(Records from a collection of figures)
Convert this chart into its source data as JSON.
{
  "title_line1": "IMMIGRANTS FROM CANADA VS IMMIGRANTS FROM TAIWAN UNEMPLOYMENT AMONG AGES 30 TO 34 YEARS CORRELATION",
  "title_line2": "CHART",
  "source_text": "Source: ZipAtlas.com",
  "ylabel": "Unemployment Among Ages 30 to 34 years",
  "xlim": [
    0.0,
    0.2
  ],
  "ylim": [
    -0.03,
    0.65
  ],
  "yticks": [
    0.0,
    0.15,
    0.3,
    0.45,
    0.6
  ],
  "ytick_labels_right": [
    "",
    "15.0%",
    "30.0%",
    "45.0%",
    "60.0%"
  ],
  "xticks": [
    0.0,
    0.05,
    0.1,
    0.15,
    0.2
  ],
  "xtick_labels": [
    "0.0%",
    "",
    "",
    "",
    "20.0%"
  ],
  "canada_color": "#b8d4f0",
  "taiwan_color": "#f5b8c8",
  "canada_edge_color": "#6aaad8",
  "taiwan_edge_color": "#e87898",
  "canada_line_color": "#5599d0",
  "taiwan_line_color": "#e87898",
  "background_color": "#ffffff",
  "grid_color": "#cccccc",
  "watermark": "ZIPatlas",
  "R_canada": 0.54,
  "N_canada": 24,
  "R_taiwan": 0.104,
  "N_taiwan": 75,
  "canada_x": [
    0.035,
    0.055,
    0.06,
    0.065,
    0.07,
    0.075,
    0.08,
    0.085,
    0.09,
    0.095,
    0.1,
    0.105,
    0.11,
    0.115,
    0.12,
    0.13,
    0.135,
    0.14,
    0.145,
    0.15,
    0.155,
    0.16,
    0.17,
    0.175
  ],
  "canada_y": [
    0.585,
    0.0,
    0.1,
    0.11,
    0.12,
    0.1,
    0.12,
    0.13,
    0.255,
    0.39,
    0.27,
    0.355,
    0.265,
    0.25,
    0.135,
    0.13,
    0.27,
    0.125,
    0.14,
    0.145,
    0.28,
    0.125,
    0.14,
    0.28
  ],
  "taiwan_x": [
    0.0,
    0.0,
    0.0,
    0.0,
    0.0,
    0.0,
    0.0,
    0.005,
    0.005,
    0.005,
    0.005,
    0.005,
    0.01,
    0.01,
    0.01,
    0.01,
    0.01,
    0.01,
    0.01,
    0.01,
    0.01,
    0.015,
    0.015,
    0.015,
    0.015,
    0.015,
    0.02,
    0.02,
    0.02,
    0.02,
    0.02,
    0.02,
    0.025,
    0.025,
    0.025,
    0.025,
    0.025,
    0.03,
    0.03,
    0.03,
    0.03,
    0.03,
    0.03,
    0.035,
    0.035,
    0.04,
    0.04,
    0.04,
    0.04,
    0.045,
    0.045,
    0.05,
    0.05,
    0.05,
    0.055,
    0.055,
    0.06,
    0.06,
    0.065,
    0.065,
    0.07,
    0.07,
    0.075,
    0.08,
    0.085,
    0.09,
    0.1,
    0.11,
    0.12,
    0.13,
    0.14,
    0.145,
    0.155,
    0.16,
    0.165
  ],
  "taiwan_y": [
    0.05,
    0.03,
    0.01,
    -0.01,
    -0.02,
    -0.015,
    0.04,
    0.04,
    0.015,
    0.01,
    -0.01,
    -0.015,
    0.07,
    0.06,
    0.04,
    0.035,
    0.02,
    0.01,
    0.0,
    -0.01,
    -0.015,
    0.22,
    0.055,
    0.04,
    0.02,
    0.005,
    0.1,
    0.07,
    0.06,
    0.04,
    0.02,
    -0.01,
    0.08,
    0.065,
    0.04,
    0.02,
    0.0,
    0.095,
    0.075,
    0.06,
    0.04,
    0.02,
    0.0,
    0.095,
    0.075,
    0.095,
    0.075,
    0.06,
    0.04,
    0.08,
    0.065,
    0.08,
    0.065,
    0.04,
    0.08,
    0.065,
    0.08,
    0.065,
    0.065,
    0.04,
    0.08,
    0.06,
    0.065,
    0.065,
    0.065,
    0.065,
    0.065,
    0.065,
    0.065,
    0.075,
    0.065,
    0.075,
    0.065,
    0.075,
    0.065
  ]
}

(Goal) Output the data above exactly, please, line for line.

(Expected answer)
Convert this chart into its source data as JSON.
{
  "title_line1": "IMMIGRANTS FROM CANADA VS IMMIGRANTS FROM TAIWAN UNEMPLOYMENT AMONG AGES 30 TO 34 YEARS CORRELATION",
  "title_line2": "CHART",
  "source_text": "Source: ZipAtlas.com",
  "ylabel": "Unemployment Among Ages 30 to 34 years",
  "xlim": [
    0.0,
    0.2
  ],
  "ylim": [
    -0.03,
    0.65
  ],
  "yticks": [
    0.0,
    0.15,
    0.3,
    0.45,
    0.6
  ],
  "ytick_labels_right": [
    "",
    "15.0%",
    "30.0%",
    "45.0%",
    "60.0%"
  ],
  "xticks": [
    0.0,
    0.05,
    0.1,
    0.15,
    0.2
  ],
  "xtick_labels": [
    "0.0%",
    "",
    "",
    "",
    "20.0%"
  ],
  "canada_color": "#b8d4f0",
  "taiwan_color": "#f5b8c8",
  "canada_edge_color": "#6aaad8",
  "taiwan_edge_color": "#e87898",
  "canada_line_color": "#5599d0",
  "taiwan_line_color": "#e87898",
  "background_color": "#ffffff",
  "grid_color": "#cccccc",
  "watermark": "ZIPatlas",
  "R_canada": 0.54,
  "N_canada": 24,
  "R_taiwan": 0.104,
  "N_taiwan": 75,
  "canada_x": [
    0.035,
    0.055,
    0.06,
    0.065,
    0.07,
    0.075,
    0.08,
    0.085,
    0.09,
    0.095,
    0.1,
    0.105,
    0.11,
    0.115,
    0.12,
    0.13,
    0.135,
    0.14,
    0.145,
    0.15,
    0.155,
    0.16,
    0.17,
    0.175
  ],
  "canada_y": [
    0.585,
    0.0,
    0.1,
    0.11,
    0.12,
    0.1,
    0.12,
    0.13,
    0.255,
    0.39,
    0.27,
    0.355,
    0.265,
    0.25,
    0.135,
    0.13,
    0.27,
    0.125,
    0.14,
    0.145,
    0.28,
    0.125,
    0.14,
    0.28
  ],
  "taiwan_x": [
    0.0,
    0.0,
    0.0,
    0.0,
    0.0,
    0.0,
    0.0,
    0.005,
    0.005,
    0.005,
    0.005,
    0.005,
    0.01,
    0.01,
    0.01,
    0.01,
    0.01,
    0.01,
    0.01,
    0.01,
    0.01,
    0.015,
    0.015,
    0.015,
    0.015,
    0.015,
    0.02,
    0.02,
    0.02,
    0.02,
    0.02,
    0.02,
    0.025,
    0.025,
    0.025,
    0.025,
    0.025,
    0.03,
    0.03,
    0.03,
    0.03,
    0.03,
    0.03,
    0.035,
    0.035,
    0.04,
    0.04,
    0.04,
    0.04,
    0.045,
    0.045,
    0.05,
    0.05,
    0.05,
    0.055,
    0.055,
    0.06,
    0.06,
    0.065,
    0.065,
    0.07,
    0.07,
    0.075,
    0.08,
    0.085,
    0.09,
    0.1,
    0.11,
    0.12,
    0.13,
    0.14,
    0.145,
    0.155,
    0.16,
    0.165
  ],
  "taiwan_y": [
    0.05,
    0.03,
    0.01,
    -0.01,
    -0.02,
    -0.015,
    0.04,
    0.04,
    0.015,
    0.01,
    -0.01,
    -0.015,
    0.07,
    0.06,
    0.04,
    0.035,
    0.02,
    0.01,
    0.0,
    -0.01,
    -0.015,
    0.22,
    0.055,
    0.04,
    0.02,
    0.005,
    0.1,
    0.07,
    0.06,
    0.04,
    0.02,
    -0.01,
    0.08,
    0.065,
    0.04,
    0.02,
    0.0,
    0.095,
    0.075,
    0.06,
    0.04,
    0.02,
    0.0,
    0.095,
    0.075,
    0.095,
    0.075,
    0.06,
    0.04,
    0.08,
    0.065,
    0.08,
    0.065,
    0.04,
    0.08,
    0.065,
    0.08,
    0.065,
    0.065,
    0.04,
    0.08,
    0.06,
    0.065,
    0.065,
    0.065,
    0.065,
    0.065,
    0.065,
    0.065,
    0.075,
    0.065,
    0.075,
    0.065,
    0.075,
    0.065
  ]
}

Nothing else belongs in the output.